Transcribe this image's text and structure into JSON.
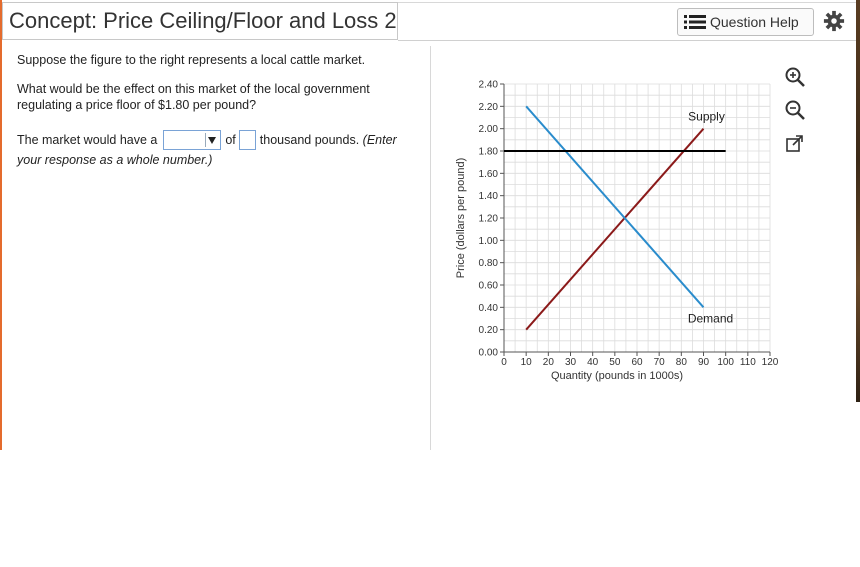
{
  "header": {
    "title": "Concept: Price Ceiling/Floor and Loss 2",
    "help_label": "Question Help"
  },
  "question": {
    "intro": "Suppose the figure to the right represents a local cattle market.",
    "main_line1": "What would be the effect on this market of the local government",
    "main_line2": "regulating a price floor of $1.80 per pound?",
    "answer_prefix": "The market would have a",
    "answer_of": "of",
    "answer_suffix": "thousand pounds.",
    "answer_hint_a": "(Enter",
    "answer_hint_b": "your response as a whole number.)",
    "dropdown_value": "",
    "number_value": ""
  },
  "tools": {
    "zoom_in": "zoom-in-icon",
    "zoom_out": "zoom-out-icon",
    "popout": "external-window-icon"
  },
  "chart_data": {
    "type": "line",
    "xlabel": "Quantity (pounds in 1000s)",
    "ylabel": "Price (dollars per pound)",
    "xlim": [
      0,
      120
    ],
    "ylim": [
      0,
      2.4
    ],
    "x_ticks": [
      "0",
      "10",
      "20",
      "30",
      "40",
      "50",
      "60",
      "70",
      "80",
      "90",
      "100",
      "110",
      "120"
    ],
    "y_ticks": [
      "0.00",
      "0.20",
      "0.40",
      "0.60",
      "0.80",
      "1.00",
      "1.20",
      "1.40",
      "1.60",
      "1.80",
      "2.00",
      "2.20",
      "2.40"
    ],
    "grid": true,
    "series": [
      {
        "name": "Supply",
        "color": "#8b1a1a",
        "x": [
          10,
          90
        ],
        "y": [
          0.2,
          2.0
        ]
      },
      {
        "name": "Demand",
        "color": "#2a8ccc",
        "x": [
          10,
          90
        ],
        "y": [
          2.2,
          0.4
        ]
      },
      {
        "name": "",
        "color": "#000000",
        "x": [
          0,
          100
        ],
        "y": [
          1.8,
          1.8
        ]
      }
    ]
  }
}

■ Challenge
Omit the pictures. Transcribe every record exactly.

■ The response
Transcribe this image's text and structure into JSON.
{
  "header": {
    "title": "Concept: Price Ceiling/Floor and Loss 2",
    "help_label": "Question Help"
  },
  "question": {
    "intro": "Suppose the figure to the right represents a local cattle market.",
    "main_line1": "What would be the effect on this market of the local government",
    "main_line2": "regulating a price floor of $1.80 per pound?",
    "answer_prefix": "The market would have a",
    "answer_of": "of",
    "answer_suffix": "thousand pounds.",
    "answer_hint_a": "(Enter",
    "answer_hint_b": "your response as a whole number.)",
    "dropdown_value": "",
    "number_value": ""
  },
  "tools": {
    "zoom_in": "zoom-in-icon",
    "zoom_out": "zoom-out-icon",
    "popout": "external-window-icon"
  },
  "chart_data": {
    "type": "line",
    "xlabel": "Quantity (pounds in 1000s)",
    "ylabel": "Price (dollars per pound)",
    "xlim": [
      0,
      120
    ],
    "ylim": [
      0,
      2.4
    ],
    "x_ticks": [
      "0",
      "10",
      "20",
      "30",
      "40",
      "50",
      "60",
      "70",
      "80",
      "90",
      "100",
      "110",
      "120"
    ],
    "y_ticks": [
      "0.00",
      "0.20",
      "0.40",
      "0.60",
      "0.80",
      "1.00",
      "1.20",
      "1.40",
      "1.60",
      "1.80",
      "2.00",
      "2.20",
      "2.40"
    ],
    "grid": true,
    "series": [
      {
        "name": "Supply",
        "color": "#8b1a1a",
        "x": [
          10,
          90
        ],
        "y": [
          0.2,
          2.0
        ]
      },
      {
        "name": "Demand",
        "color": "#2a8ccc",
        "x": [
          10,
          90
        ],
        "y": [
          2.2,
          0.4
        ]
      },
      {
        "name": "",
        "color": "#000000",
        "x": [
          0,
          100
        ],
        "y": [
          1.8,
          1.8
        ]
      }
    ]
  }
}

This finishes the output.